Task to carry out ::
The complete listing should be restated exactly.

Raw data ::
******************************

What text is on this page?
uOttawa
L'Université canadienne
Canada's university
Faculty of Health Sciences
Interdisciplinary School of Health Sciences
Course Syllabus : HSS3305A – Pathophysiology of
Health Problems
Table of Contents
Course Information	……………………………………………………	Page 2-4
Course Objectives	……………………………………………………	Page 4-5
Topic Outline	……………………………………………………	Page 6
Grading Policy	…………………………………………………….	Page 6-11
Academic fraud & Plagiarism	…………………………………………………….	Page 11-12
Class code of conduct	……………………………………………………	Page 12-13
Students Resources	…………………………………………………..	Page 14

******************************

Exercise result ::
What text is on this page?
uOttawa
L'Université canadienne
Canada's university
Faculty of Health Sciences
Interdisciplinary School of Health Sciences
Course Syllabus : HSS3305A – Pathophysiology of
Health Problems
Table of Contents
Course Information	……………………………………………………	Page 2-4
Course Objectives	……………………………………………………	Page 4-5
Topic Outline	……………………………………………………	Page 6
Grading Policy	…………………………………………………….	Page 6-11
Academic fraud & Plagiarism	…………………………………………………….	Page 11-12
Class code of conduct	……………………………………………………	Page 12-13
Students Resources	…………………………………………………..	Page 14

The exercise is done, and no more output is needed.